**Items listed in a dataset**
+-------+

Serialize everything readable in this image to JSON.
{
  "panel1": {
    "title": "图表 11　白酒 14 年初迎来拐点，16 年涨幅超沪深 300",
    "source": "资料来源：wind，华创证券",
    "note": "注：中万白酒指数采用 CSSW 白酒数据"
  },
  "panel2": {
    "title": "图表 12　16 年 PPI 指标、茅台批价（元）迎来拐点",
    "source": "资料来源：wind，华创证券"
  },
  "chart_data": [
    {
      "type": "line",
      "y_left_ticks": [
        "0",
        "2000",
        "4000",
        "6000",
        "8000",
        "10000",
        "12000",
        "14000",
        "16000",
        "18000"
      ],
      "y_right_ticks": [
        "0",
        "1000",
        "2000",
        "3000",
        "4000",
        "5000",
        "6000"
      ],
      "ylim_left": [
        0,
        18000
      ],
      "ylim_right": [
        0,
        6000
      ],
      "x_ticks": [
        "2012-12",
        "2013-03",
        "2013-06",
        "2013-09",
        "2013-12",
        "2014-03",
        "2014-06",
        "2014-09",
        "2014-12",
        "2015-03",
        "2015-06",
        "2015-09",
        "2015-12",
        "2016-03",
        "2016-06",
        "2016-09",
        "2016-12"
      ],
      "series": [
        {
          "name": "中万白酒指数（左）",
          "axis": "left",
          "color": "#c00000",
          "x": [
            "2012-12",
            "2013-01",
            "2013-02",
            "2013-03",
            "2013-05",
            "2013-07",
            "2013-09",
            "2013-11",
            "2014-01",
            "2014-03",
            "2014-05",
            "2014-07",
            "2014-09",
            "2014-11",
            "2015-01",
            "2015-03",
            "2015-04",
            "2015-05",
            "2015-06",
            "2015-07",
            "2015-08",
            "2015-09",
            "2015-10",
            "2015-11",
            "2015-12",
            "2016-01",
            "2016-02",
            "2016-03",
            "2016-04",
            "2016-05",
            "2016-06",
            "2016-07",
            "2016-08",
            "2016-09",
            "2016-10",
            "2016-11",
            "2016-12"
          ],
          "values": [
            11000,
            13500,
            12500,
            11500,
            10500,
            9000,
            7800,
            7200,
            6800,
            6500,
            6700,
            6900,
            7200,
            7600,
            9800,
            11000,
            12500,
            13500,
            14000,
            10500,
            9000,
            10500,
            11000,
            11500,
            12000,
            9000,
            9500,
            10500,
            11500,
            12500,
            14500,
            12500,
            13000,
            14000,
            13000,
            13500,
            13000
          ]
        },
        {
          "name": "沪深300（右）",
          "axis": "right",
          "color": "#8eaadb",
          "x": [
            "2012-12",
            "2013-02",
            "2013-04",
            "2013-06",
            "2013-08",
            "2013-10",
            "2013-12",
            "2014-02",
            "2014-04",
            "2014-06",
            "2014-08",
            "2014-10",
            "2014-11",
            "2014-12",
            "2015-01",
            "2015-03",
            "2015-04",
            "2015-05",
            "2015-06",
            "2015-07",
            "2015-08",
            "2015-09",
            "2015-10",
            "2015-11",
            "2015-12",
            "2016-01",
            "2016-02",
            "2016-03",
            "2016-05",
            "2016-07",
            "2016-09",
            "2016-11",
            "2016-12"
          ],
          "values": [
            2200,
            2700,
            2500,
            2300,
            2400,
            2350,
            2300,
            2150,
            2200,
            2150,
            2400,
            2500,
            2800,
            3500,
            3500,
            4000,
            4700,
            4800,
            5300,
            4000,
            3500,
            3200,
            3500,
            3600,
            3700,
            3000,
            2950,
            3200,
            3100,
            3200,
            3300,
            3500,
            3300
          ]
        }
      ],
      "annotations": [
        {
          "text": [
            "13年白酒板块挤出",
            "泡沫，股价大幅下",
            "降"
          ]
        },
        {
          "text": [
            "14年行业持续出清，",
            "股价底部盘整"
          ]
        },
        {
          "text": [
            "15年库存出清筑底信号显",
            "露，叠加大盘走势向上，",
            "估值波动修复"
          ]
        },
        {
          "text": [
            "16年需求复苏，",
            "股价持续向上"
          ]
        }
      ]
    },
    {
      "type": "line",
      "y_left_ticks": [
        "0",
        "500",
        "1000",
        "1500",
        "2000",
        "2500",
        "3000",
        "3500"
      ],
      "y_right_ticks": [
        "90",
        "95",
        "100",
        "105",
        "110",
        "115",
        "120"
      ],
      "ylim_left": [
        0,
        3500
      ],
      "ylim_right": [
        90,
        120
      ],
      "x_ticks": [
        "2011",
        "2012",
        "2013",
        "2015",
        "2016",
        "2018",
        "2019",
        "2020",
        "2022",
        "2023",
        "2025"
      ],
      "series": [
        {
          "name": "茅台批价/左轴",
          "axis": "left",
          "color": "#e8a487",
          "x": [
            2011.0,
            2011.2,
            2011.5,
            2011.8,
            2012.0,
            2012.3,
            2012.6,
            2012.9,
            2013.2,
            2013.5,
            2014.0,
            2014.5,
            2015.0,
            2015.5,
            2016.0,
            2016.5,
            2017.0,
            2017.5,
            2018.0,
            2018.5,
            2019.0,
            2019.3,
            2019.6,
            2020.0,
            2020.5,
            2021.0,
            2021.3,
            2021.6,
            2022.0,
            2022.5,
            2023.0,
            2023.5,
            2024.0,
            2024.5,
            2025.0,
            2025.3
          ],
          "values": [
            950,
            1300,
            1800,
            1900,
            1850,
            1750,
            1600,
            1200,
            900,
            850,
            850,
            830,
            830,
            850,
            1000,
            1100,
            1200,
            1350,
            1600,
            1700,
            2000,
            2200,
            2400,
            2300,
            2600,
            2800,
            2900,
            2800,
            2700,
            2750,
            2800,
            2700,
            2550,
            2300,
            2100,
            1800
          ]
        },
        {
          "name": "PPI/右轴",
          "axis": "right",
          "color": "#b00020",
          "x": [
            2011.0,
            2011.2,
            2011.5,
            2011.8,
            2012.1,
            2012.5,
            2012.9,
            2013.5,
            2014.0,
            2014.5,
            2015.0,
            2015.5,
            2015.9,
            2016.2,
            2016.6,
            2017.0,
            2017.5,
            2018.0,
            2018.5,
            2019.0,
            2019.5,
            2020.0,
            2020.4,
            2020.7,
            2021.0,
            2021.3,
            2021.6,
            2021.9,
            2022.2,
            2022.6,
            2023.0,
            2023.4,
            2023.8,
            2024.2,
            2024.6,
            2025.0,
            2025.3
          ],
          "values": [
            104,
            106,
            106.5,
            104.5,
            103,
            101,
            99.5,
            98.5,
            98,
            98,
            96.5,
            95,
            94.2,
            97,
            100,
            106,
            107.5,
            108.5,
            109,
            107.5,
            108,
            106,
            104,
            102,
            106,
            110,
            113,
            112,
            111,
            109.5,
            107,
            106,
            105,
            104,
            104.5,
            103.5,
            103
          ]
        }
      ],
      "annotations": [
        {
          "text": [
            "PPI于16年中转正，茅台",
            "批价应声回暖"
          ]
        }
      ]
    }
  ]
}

+-------+

**Brief**
Above are the records; retype every one exactly.

**Result of the task**
Serialize everything readable in this image to JSON.
{
  "panel1": {
    "title": "图表 11　白酒 14 年初迎来拐点，16 年涨幅超沪深 300",
    "source": "资料来源：wind，华创证券",
    "note": "注：中万白酒指数采用 CSSW 白酒数据"
  },
  "panel2": {
    "title": "图表 12　16 年 PPI 指标、茅台批价（元）迎来拐点",
    "source": "资料来源：wind，华创证券"
  },
  "chart_data": [
    {
      "type": "line",
      "y_left_ticks": [
        "0",
        "2000",
        "4000",
        "6000",
        "8000",
        "10000",
        "12000",
        "14000",
        "16000",
        "18000"
      ],
      "y_right_ticks": [
        "0",
        "1000",
        "2000",
        "3000",
        "4000",
        "5000",
        "6000"
      ],
      "ylim_left": [
        0,
        18000
      ],
      "ylim_right": [
        0,
        6000
      ],
      "x_ticks": [
        "2012-12",
        "2013-03",
        "2013-06",
        "2013-09",
        "2013-12",
        "2014-03",
        "2014-06",
        "2014-09",
        "2014-12",
        "2015-03",
        "2015-06",
        "2015-09",
        "2015-12",
        "2016-03",
        "2016-06",
        "2016-09",
        "2016-12"
      ],
      "series": [
        {
          "name": "中万白酒指数（左）",
          "axis": "left",
          "color": "#c00000",
          "x": [
            "2012-12",
            "2013-01",
            "2013-02",
            "2013-03",
            "2013-05",
            "2013-07",
            "2013-09",
            "2013-11",
            "2014-01",
            "2014-03",
            "2014-05",
            "2014-07",
            "2014-09",
            "2014-11",
            "2015-01",
            "2015-03",
            "2015-04",
            "2015-05",
            "2015-06",
            "2015-07",
            "2015-08",
            "2015-09",
            "2015-10",
            "2015-11",
            "2015-12",
            "2016-01",
            "2016-02",
            "2016-03",
            "2016-04",
            "2016-05",
            "2016-06",
            "2016-07",
            "2016-08",
            "2016-09",
            "2016-10",
            "2016-11",
            "2016-12"
          ],
          "values": [
            11000,
            13500,
            12500,
            11500,
            10500,
            9000,
            7800,
            7200,
            6800,
            6500,
            6700,
            6900,
            7200,
            7600,
            9800,
            11000,
            12500,
            13500,
            14000,
            10500,
            9000,
            10500,
            11000,
            11500,
            12000,
            9000,
            9500,
            10500,
            11500,
            12500,
            14500,
            12500,
            13000,
            14000,
            13000,
            13500,
            13000
          ]
        },
        {
          "name": "沪深300（右）",
          "axis": "right",
          "color": "#8eaadb",
          "x": [
            "2012-12",
            "2013-02",
            "2013-04",
            "2013-06",
            "2013-08",
            "2013-10",
            "2013-12",
            "2014-02",
            "2014-04",
            "2014-06",
            "2014-08",
            "2014-10",
            "2014-11",
            "2014-12",
            "2015-01",
            "2015-03",
            "2015-04",
            "2015-05",
            "2015-06",
            "2015-07",
            "2015-08",
            "2015-09",
            "2015-10",
            "2015-11",
            "2015-12",
            "2016-01",
            "2016-02",
            "2016-03",
            "2016-05",
            "2016-07",
            "2016-09",
            "2016-11",
            "2016-12"
          ],
          "values": [
            2200,
            2700,
            2500,
            2300,
            2400,
            2350,
            2300,
            2150,
            2200,
            2150,
            2400,
            2500,
            2800,
            3500,
            3500,
            4000,
            4700,
            4800,
            5300,
            4000,
            3500,
            3200,
            3500,
            3600,
            3700,
            3000,
            2950,
            3200,
            3100,
            3200,
            3300,
            3500,
            3300
          ]
        }
      ],
      "annotations": [
        {
          "text": [
            "13年白酒板块挤出",
            "泡沫，股价大幅下",
            "降"
          ]
        },
        {
          "text": [
            "14年行业持续出清，",
            "股价底部盘整"
          ]
        },
        {
          "text": [
            "15年库存出清筑底信号显",
            "露，叠加大盘走势向上，",
            "估值波动修复"
          ]
        },
        {
          "text": [
            "16年需求复苏，",
            "股价持续向上"
          ]
        }
      ]
    },
    {
      "type": "line",
      "y_left_ticks": [
        "0",
        "500",
        "1000",
        "1500",
        "2000",
        "2500",
        "3000",
        "3500"
      ],
      "y_right_ticks": [
        "90",
        "95",
        "100",
        "105",
        "110",
        "115",
        "120"
      ],
      "ylim_left": [
        0,
        3500
      ],
      "ylim_right": [
        90,
        120
      ],
      "x_ticks": [
        "2011",
        "2012",
        "2013",
        "2015",
        "2016",
        "2018",
        "2019",
        "2020",
        "2022",
        "2023",
        "2025"
      ],
      "series": [
        {
          "name": "茅台批价/左轴",
          "axis": "left",
          "color": "#e8a487",
          "x": [
            2011.0,
            2011.2,
            2011.5,
            2011.8,
            2012.0,
            2012.3,
            2012.6,
            2012.9,
            2013.2,
            2013.5,
            2014.0,
            2014.5,
            2015.0,
            2015.5,
            2016.0,
            2016.5,
            2017.0,
            2017.5,
            2018.0,
            2018.5,
            2019.0,
            2019.3,
            2019.6,
            2020.0,
            2020.5,
            2021.0,
            2021.3,
            2021.6,
            2022.0,
            2022.5,
            2023.0,
            2023.5,
            2024.0,
            2024.5,
            2025.0,
            2025.3
          ],
          "values": [
            950,
            1300,
            1800,
            1900,
            1850,
            1750,
            1600,
            1200,
            900,
            850,
            850,
            830,
            830,
            850,
            1000,
            1100,
            1200,
            1350,
            1600,
            1700,
            2000,
            2200,
            2400,
            2300,
            2600,
            2800,
            2900,
            2800,
            2700,
            2750,
            2800,
            2700,
            2550,
            2300,
            2100,
            1800
          ]
        },
        {
          "name": "PPI/右轴",
          "axis": "right",
          "color": "#b00020",
          "x": [
            2011.0,
            2011.2,
            2011.5,
            2011.8,
            2012.1,
            2012.5,
            2012.9,
            2013.5,
            2014.0,
            2014.5,
            2015.0,
            2015.5,
            2015.9,
            2016.2,
            2016.6,
            2017.0,
            2017.5,
            2018.0,
            2018.5,
            2019.0,
            2019.5,
            2020.0,
            2020.4,
            2020.7,
            2021.0,
            2021.3,
            2021.6,
            2021.9,
            2022.2,
            2022.6,
            2023.0,
            2023.4,
            2023.8,
            2024.2,
            2024.6,
            2025.0,
            2025.3
          ],
          "values": [
            104,
            106,
            106.5,
            104.5,
            103,
            101,
            99.5,
            98.5,
            98,
            98,
            96.5,
            95,
            94.2,
            97,
            100,
            106,
            107.5,
            108.5,
            109,
            107.5,
            108,
            106,
            104,
            102,
            106,
            110,
            113,
            112,
            111,
            109.5,
            107,
            106,
            105,
            104,
            104.5,
            103.5,
            103
          ]
        }
      ],
      "annotations": [
        {
          "text": [
            "PPI于16年中转正，茅台",
            "批价应声回暖"
          ]
        }
      ]
    }
  ]
}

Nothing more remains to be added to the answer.